Short exercise >> Keep the pictures out and restate every record exactly.

--- Start of The input ---

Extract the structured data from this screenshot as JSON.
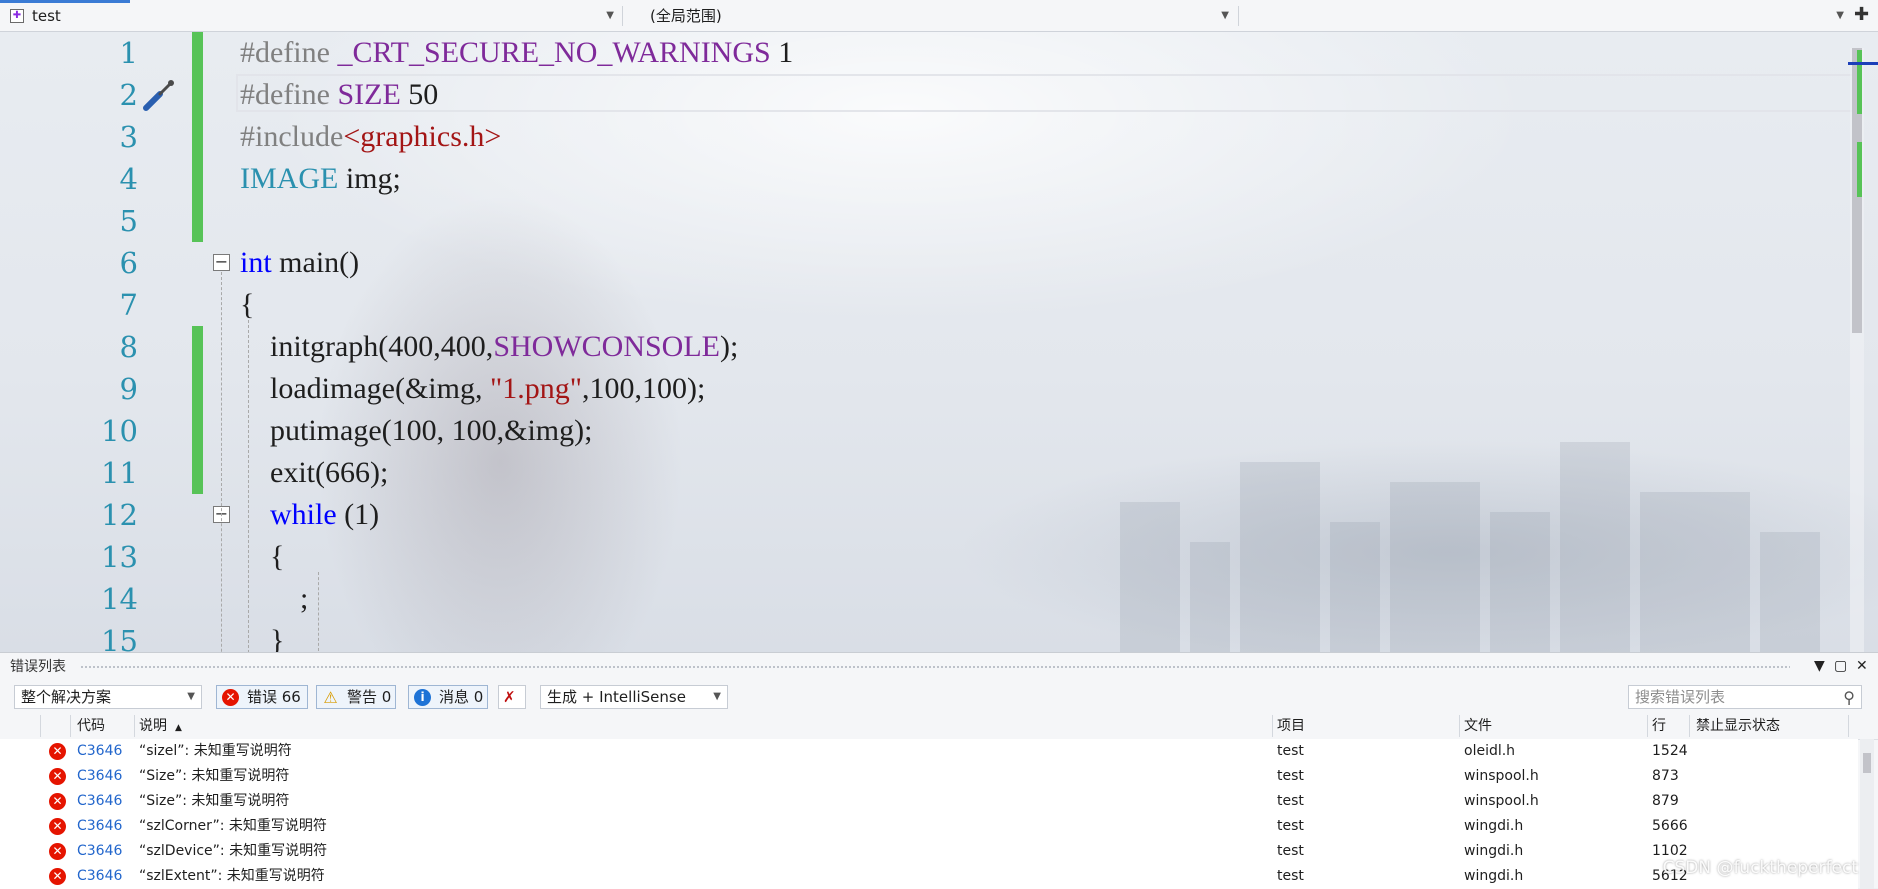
{
  "navbar": {
    "project": "test",
    "scope": "(全局范围)",
    "member": "",
    "split_icon": "split-window-icon"
  },
  "editor": {
    "lines": [
      {
        "n": "1",
        "tokens": [
          {
            "t": "#define ",
            "c": "pre"
          },
          {
            "t": "_CRT_SECURE_NO_WARNINGS",
            "c": "macro"
          },
          {
            "t": " 1",
            "c": "txt"
          }
        ]
      },
      {
        "n": "2",
        "tokens": [
          {
            "t": "#define ",
            "c": "pre"
          },
          {
            "t": "SIZE",
            "c": "macro"
          },
          {
            "t": " 50",
            "c": "txt"
          }
        ]
      },
      {
        "n": "3",
        "tokens": [
          {
            "t": "#include",
            "c": "pre"
          },
          {
            "t": "<graphics.h>",
            "c": "str"
          }
        ]
      },
      {
        "n": "4",
        "tokens": [
          {
            "t": "IMAGE",
            "c": "type"
          },
          {
            "t": " img;",
            "c": "txt"
          }
        ]
      },
      {
        "n": "5",
        "tokens": []
      },
      {
        "n": "6",
        "tokens": [
          {
            "t": "int",
            "c": "kw"
          },
          {
            "t": " main()",
            "c": "txt"
          }
        ]
      },
      {
        "n": "7",
        "tokens": [
          {
            "t": "{",
            "c": "txt"
          }
        ]
      },
      {
        "n": "8",
        "tokens": [
          {
            "t": "    initgraph(400,400,",
            "c": "txt"
          },
          {
            "t": "SHOWCONSOLE",
            "c": "macro"
          },
          {
            "t": ");",
            "c": "txt"
          }
        ]
      },
      {
        "n": "9",
        "tokens": [
          {
            "t": "    loadimage(&img, ",
            "c": "txt"
          },
          {
            "t": "\"1.png\"",
            "c": "str"
          },
          {
            "t": ",100,100);",
            "c": "txt"
          }
        ]
      },
      {
        "n": "10",
        "tokens": [
          {
            "t": "    putimage(100, 100,&img);",
            "c": "txt"
          }
        ]
      },
      {
        "n": "11",
        "tokens": [
          {
            "t": "    exit(666);",
            "c": "txt"
          }
        ]
      },
      {
        "n": "12",
        "tokens": [
          {
            "t": "    ",
            "c": "txt"
          },
          {
            "t": "while",
            "c": "kw"
          },
          {
            "t": " (1)",
            "c": "txt"
          }
        ]
      },
      {
        "n": "13",
        "tokens": [
          {
            "t": "    {",
            "c": "txt"
          }
        ]
      },
      {
        "n": "14",
        "tokens": [
          {
            "t": "        ;",
            "c": "txt"
          }
        ]
      },
      {
        "n": "15",
        "tokens": [
          {
            "t": "    }",
            "c": "txt"
          }
        ]
      }
    ],
    "modified_lines": [
      1,
      2,
      3,
      4,
      5,
      8,
      9,
      10,
      11
    ],
    "fold_lines": [
      6,
      12
    ],
    "colors": {
      "pre": "#808080",
      "macro": "#7f2a9a",
      "str": "#a31515",
      "kw": "#0000ff",
      "type": "#2b91af",
      "line_number": "#2b91af",
      "change_bar": "#57c357"
    }
  },
  "error_list": {
    "title": "错误列表",
    "scope_select": "整个解决方案",
    "errors_btn": "错误 66",
    "warnings_btn": "警告 0",
    "messages_btn": "消息 0",
    "build_select": "生成 + IntelliSense",
    "search_placeholder": "搜索错误列表",
    "columns": {
      "code": "代码",
      "desc": "说明",
      "project": "项目",
      "file": "文件",
      "line": "行",
      "suppress": "禁止显示状态"
    },
    "rows": [
      {
        "code": "C3646",
        "desc": "“sizel”: 未知重写说明符",
        "project": "test",
        "file": "oleidl.h",
        "line": "1524"
      },
      {
        "code": "C3646",
        "desc": "“Size”: 未知重写说明符",
        "project": "test",
        "file": "winspool.h",
        "line": "873"
      },
      {
        "code": "C3646",
        "desc": "“Size”: 未知重写说明符",
        "project": "test",
        "file": "winspool.h",
        "line": "879"
      },
      {
        "code": "C3646",
        "desc": "“szlCorner”: 未知重写说明符",
        "project": "test",
        "file": "wingdi.h",
        "line": "5666"
      },
      {
        "code": "C3646",
        "desc": "“szlDevice”: 未知重写说明符",
        "project": "test",
        "file": "wingdi.h",
        "line": "1102"
      },
      {
        "code": "C3646",
        "desc": "“szlExtent”: 未知重写说明符",
        "project": "test",
        "file": "wingdi.h",
        "line": "5612"
      }
    ]
  },
  "watermark": "CSDN @fucktheperfect"
}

--- End of The input ---

Answer to this task >>
Extract the structured data from this screenshot as JSON.
{
  "navbar": {
    "project": "test",
    "scope": "(全局范围)",
    "member": "",
    "split_icon": "split-window-icon"
  },
  "editor": {
    "lines": [
      {
        "n": "1",
        "tokens": [
          {
            "t": "#define ",
            "c": "pre"
          },
          {
            "t": "_CRT_SECURE_NO_WARNINGS",
            "c": "macro"
          },
          {
            "t": " 1",
            "c": "txt"
          }
        ]
      },
      {
        "n": "2",
        "tokens": [
          {
            "t": "#define ",
            "c": "pre"
          },
          {
            "t": "SIZE",
            "c": "macro"
          },
          {
            "t": " 50",
            "c": "txt"
          }
        ]
      },
      {
        "n": "3",
        "tokens": [
          {
            "t": "#include",
            "c": "pre"
          },
          {
            "t": "<graphics.h>",
            "c": "str"
          }
        ]
      },
      {
        "n": "4",
        "tokens": [
          {
            "t": "IMAGE",
            "c": "type"
          },
          {
            "t": " img;",
            "c": "txt"
          }
        ]
      },
      {
        "n": "5",
        "tokens": []
      },
      {
        "n": "6",
        "tokens": [
          {
            "t": "int",
            "c": "kw"
          },
          {
            "t": " main()",
            "c": "txt"
          }
        ]
      },
      {
        "n": "7",
        "tokens": [
          {
            "t": "{",
            "c": "txt"
          }
        ]
      },
      {
        "n": "8",
        "tokens": [
          {
            "t": "    initgraph(400,400,",
            "c": "txt"
          },
          {
            "t": "SHOWCONSOLE",
            "c": "macro"
          },
          {
            "t": ");",
            "c": "txt"
          }
        ]
      },
      {
        "n": "9",
        "tokens": [
          {
            "t": "    loadimage(&img, ",
            "c": "txt"
          },
          {
            "t": "\"1.png\"",
            "c": "str"
          },
          {
            "t": ",100,100);",
            "c": "txt"
          }
        ]
      },
      {
        "n": "10",
        "tokens": [
          {
            "t": "    putimage(100, 100,&img);",
            "c": "txt"
          }
        ]
      },
      {
        "n": "11",
        "tokens": [
          {
            "t": "    exit(666);",
            "c": "txt"
          }
        ]
      },
      {
        "n": "12",
        "tokens": [
          {
            "t": "    ",
            "c": "txt"
          },
          {
            "t": "while",
            "c": "kw"
          },
          {
            "t": " (1)",
            "c": "txt"
          }
        ]
      },
      {
        "n": "13",
        "tokens": [
          {
            "t": "    {",
            "c": "txt"
          }
        ]
      },
      {
        "n": "14",
        "tokens": [
          {
            "t": "        ;",
            "c": "txt"
          }
        ]
      },
      {
        "n": "15",
        "tokens": [
          {
            "t": "    }",
            "c": "txt"
          }
        ]
      }
    ],
    "modified_lines": [
      1,
      2,
      3,
      4,
      5,
      8,
      9,
      10,
      11
    ],
    "fold_lines": [
      6,
      12
    ],
    "colors": {
      "pre": "#808080",
      "macro": "#7f2a9a",
      "str": "#a31515",
      "kw": "#0000ff",
      "type": "#2b91af",
      "line_number": "#2b91af",
      "change_bar": "#57c357"
    }
  },
  "error_list": {
    "title": "错误列表",
    "scope_select": "整个解决方案",
    "errors_btn": "错误 66",
    "warnings_btn": "警告 0",
    "messages_btn": "消息 0",
    "build_select": "生成 + IntelliSense",
    "search_placeholder": "搜索错误列表",
    "columns": {
      "code": "代码",
      "desc": "说明",
      "project": "项目",
      "file": "文件",
      "line": "行",
      "suppress": "禁止显示状态"
    },
    "rows": [
      {
        "code": "C3646",
        "desc": "“sizel”: 未知重写说明符",
        "project": "test",
        "file": "oleidl.h",
        "line": "1524"
      },
      {
        "code": "C3646",
        "desc": "“Size”: 未知重写说明符",
        "project": "test",
        "file": "winspool.h",
        "line": "873"
      },
      {
        "code": "C3646",
        "desc": "“Size”: 未知重写说明符",
        "project": "test",
        "file": "winspool.h",
        "line": "879"
      },
      {
        "code": "C3646",
        "desc": "“szlCorner”: 未知重写说明符",
        "project": "test",
        "file": "wingdi.h",
        "line": "5666"
      },
      {
        "code": "C3646",
        "desc": "“szlDevice”: 未知重写说明符",
        "project": "test",
        "file": "wingdi.h",
        "line": "1102"
      },
      {
        "code": "C3646",
        "desc": "“szlExtent”: 未知重写说明符",
        "project": "test",
        "file": "wingdi.h",
        "line": "5612"
      }
    ]
  },
  "watermark": "CSDN @fucktheperfect"
}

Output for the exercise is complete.